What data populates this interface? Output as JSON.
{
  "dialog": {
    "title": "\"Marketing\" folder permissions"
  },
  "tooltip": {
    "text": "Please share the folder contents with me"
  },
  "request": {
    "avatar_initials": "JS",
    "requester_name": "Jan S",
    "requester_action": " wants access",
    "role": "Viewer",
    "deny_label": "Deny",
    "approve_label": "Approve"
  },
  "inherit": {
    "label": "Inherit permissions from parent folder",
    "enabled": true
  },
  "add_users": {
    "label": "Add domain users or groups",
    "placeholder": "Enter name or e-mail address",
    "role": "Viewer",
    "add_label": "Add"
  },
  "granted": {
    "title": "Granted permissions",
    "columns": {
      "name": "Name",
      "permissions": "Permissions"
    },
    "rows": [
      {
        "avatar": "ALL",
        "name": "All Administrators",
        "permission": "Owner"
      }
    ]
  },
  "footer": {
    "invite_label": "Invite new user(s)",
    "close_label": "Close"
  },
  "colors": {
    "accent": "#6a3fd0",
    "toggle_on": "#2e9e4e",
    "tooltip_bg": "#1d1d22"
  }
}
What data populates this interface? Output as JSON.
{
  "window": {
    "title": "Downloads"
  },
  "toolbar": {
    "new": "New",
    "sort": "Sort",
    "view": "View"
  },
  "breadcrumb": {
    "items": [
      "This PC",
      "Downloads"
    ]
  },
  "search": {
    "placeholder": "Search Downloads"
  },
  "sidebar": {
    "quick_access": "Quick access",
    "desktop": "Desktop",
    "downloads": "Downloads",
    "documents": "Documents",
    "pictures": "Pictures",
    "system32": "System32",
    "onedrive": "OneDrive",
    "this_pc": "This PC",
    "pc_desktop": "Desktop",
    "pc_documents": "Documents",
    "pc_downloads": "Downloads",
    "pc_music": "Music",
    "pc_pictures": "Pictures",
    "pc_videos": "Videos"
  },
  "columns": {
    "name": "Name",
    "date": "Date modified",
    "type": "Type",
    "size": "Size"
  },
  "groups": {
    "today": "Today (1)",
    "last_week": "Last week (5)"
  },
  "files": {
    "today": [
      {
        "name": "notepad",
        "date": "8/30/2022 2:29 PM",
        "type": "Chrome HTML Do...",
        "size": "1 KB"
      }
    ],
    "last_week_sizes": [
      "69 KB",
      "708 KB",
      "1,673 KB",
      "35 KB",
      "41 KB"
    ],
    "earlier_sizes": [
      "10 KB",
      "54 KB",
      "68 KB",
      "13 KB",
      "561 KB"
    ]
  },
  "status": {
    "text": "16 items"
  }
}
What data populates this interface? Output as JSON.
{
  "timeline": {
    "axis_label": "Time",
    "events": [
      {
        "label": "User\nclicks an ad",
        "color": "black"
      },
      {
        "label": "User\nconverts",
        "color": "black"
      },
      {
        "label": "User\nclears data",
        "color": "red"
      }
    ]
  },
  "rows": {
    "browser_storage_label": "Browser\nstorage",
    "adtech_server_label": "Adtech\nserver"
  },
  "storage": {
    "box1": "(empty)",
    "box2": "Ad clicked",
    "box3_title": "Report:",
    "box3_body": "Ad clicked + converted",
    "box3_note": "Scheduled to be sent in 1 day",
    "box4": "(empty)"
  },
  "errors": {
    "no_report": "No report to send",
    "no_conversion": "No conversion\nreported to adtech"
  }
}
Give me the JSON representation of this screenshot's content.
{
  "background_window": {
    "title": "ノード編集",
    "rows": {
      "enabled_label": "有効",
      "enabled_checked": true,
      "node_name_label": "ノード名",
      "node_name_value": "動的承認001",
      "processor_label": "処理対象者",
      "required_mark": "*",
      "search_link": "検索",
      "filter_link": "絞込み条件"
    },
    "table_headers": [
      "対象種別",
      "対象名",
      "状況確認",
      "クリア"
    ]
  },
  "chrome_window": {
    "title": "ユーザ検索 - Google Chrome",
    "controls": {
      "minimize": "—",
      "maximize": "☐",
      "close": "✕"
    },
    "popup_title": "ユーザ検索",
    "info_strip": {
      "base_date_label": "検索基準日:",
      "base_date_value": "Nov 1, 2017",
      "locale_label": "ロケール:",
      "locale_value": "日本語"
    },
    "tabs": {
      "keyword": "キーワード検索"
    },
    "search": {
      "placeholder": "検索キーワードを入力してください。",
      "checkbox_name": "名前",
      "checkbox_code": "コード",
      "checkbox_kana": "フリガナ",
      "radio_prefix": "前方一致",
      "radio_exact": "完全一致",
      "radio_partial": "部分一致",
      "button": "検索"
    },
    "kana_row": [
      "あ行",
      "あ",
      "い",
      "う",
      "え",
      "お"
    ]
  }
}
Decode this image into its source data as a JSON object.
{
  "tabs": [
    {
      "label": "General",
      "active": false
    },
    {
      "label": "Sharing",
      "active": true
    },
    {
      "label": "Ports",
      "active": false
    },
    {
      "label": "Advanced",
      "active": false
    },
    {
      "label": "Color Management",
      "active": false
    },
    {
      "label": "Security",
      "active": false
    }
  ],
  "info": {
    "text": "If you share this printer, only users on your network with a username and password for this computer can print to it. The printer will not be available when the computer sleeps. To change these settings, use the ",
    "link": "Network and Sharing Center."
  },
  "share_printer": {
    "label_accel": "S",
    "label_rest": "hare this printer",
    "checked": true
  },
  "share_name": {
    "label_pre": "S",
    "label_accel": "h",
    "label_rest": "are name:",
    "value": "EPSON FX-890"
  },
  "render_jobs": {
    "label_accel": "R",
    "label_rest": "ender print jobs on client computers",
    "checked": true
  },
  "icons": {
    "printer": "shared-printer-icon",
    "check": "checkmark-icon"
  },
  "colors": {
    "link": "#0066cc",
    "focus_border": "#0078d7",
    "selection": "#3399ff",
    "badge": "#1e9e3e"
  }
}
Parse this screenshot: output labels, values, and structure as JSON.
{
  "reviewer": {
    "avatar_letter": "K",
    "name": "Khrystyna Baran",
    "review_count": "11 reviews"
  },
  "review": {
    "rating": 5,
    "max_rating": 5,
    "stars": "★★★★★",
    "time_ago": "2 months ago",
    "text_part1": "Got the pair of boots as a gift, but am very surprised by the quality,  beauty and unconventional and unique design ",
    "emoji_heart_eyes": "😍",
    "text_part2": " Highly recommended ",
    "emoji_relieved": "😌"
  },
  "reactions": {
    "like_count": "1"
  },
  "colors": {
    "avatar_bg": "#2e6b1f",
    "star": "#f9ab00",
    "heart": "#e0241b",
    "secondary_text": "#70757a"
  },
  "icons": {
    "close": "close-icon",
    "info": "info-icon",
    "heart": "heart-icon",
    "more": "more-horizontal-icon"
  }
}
·····
- **Task goal**:
Set down each entry again, unchanged.

- **Exercise result**:
What data populates this interface? Output as JSON.
{
  "dialog": {
    "title": "\"Marketing\" folder permissions"
  },
  "tooltip": {
    "text": "Please share the folder contents with me"
  },
  "request": {
    "avatar_initials": "JS",
    "requester_name": "Jan S",
    "requester_action": " wants access",
    "role": "Viewer",
    "deny_label": "Deny",
    "approve_label": "Approve"
  },
  "inherit": {
    "label": "Inherit permissions from parent folder",
    "enabled": true
  },
  "add_users": {
    "label": "Add domain users or groups",
    "placeholder": "Enter name or e-mail address",
    "role": "Viewer",
    "add_label": "Add"
  },
  "granted": {
    "title": "Granted permissions",
    "columns": {
      "name": "Name",
      "permissions": "Permissions"
    },
    "rows": [
      {
        "avatar": "ALL",
        "name": "All Administrators",
        "permission": "Owner"
      }
    ]
  },
  "footer": {
    "invite_label": "Invite new user(s)",
    "close_label": "Close"
  },
  "colors": {
    "accent": "#6a3fd0",
    "toggle_on": "#2e9e4e",
    "tooltip_bg": "#1d1d22"
  }
}
What data populates this interface? Output as JSON.
{
  "window": {
    "title": "Downloads"
  },
  "toolbar": {
    "new": "New",
    "sort": "Sort",
    "view": "View"
  },
  "breadcrumb": {
    "items": [
      "This PC",
      "Downloads"
    ]
  },
  "search": {
    "placeholder": "Search Downloads"
  },
  "sidebar": {
    "quick_access": "Quick access",
    "desktop": "Desktop",
    "downloads": "Downloads",
    "documents": "Documents",
    "pictures": "Pictures",
    "system32": "System32",
    "onedrive": "OneDrive",
    "this_pc": "This PC",
    "pc_desktop": "Desktop",
    "pc_documents": "Documents",
    "pc_downloads": "Downloads",
    "pc_music": "Music",
    "pc_pictures": "Pictures",
    "pc_videos": "Videos"
  },
  "columns": {
    "name": "Name",
    "date": "Date modified",
    "type": "Type",
    "size": "Size"
  },
  "groups": {
    "today": "Today (1)",
    "last_week": "Last week (5)"
  },
  "files": {
    "today": [
      {
        "name": "notepad",
        "date": "8/30/2022 2:29 PM",
        "type": "Chrome HTML Do...",
        "size": "1 KB"
      }
    ],
    "last_week_sizes": [
      "69 KB",
      "708 KB",
      "1,673 KB",
      "35 KB",
      "41 KB"
    ],
    "earlier_sizes": [
      "10 KB",
      "54 KB",
      "68 KB",
      "13 KB",
      "561 KB"
    ]
  },
  "status": {
    "text": "16 items"
  }
}
What data populates this interface? Output as JSON.
{
  "timeline": {
    "axis_label": "Time",
    "events": [
      {
        "label": "User\nclicks an ad",
        "color": "black"
      },
      {
        "label": "User\nconverts",
        "color": "black"
      },
      {
        "label": "User\nclears data",
        "color": "red"
      }
    ]
  },
  "rows": {
    "browser_storage_label": "Browser\nstorage",
    "adtech_server_label": "Adtech\nserver"
  },
  "storage": {
    "box1": "(empty)",
    "box2": "Ad clicked",
    "box3_title": "Report:",
    "box3_body": "Ad clicked + converted",
    "box3_note": "Scheduled to be sent in 1 day",
    "box4": "(empty)"
  },
  "errors": {
    "no_report": "No report to send",
    "no_conversion": "No conversion\nreported to adtech"
  }
}
Give me the JSON representation of this screenshot's content.
{
  "background_window": {
    "title": "ノード編集",
    "rows": {
      "enabled_label": "有効",
      "enabled_checked": true,
      "node_name_label": "ノード名",
      "node_name_value": "動的承認001",
      "processor_label": "処理対象者",
      "required_mark": "*",
      "search_link": "検索",
      "filter_link": "絞込み条件"
    },
    "table_headers": [
      "対象種別",
      "対象名",
      "状況確認",
      "クリア"
    ]
  },
  "chrome_window": {
    "title": "ユーザ検索 - Google Chrome",
    "controls": {
      "minimize": "—",
      "maximize": "☐",
      "close": "✕"
    },
    "popup_title": "ユーザ検索",
    "info_strip": {
      "base_date_label": "検索基準日:",
      "base_date_value": "Nov 1, 2017",
      "locale_label": "ロケール:",
      "locale_value": "日本語"
    },
    "tabs": {
      "keyword": "キーワード検索"
    },
    "search": {
      "placeholder": "検索キーワードを入力してください。",
      "checkbox_name": "名前",
      "checkbox_code": "コード",
      "checkbox_kana": "フリガナ",
      "radio_prefix": "前方一致",
      "radio_exact": "完全一致",
      "radio_partial": "部分一致",
      "button": "検索"
    },
    "kana_row": [
      "あ行",
      "あ",
      "い",
      "う",
      "え",
      "お"
    ]
  }
}
Decode this image into its source data as a JSON object.
{
  "tabs": [
    {
      "label": "General",
      "active": false
    },
    {
      "label": "Sharing",
      "active": true
    },
    {
      "label": "Ports",
      "active": false
    },
    {
      "label": "Advanced",
      "active": false
    },
    {
      "label": "Color Management",
      "active": false
    },
    {
      "label": "Security",
      "active": false
    }
  ],
  "info": {
    "text": "If you share this printer, only users on your network with a username and password for this computer can print to it. The printer will not be available when the computer sleeps. To change these settings, use the ",
    "link": "Network and Sharing Center."
  },
  "share_printer": {
    "label_accel": "S",
    "label_rest": "hare this printer",
    "checked": true
  },
  "share_name": {
    "label_pre": "S",
    "label_accel": "h",
    "label_rest": "are name:",
    "value": "EPSON FX-890"
  },
  "render_jobs": {
    "label_accel": "R",
    "label_rest": "ender print jobs on client computers",
    "checked": true
  },
  "icons": {
    "printer": "shared-printer-icon",
    "check": "checkmark-icon"
  },
  "colors": {
    "link": "#0066cc",
    "focus_border": "#0078d7",
    "selection": "#3399ff",
    "badge": "#1e9e3e"
  }
}
Parse this screenshot: output labels, values, and structure as JSON.
{
  "reviewer": {
    "avatar_letter": "K",
    "name": "Khrystyna Baran",
    "review_count": "11 reviews"
  },
  "review": {
    "rating": 5,
    "max_rating": 5,
    "stars": "★★★★★",
    "time_ago": "2 months ago",
    "text_part1": "Got the pair of boots as a gift, but am very surprised by the quality,  beauty and unconventional and unique design ",
    "emoji_heart_eyes": "😍",
    "text_part2": " Highly recommended ",
    "emoji_relieved": "😌"
  },
  "reactions": {
    "like_count": "1"
  },
  "colors": {
    "avatar_bg": "#2e6b1f",
    "star": "#f9ab00",
    "heart": "#e0241b",
    "secondary_text": "#70757a"
  },
  "icons": {
    "close": "close-icon",
    "info": "info-icon",
    "heart": "heart-icon",
    "more": "more-horizontal-icon"
  }
}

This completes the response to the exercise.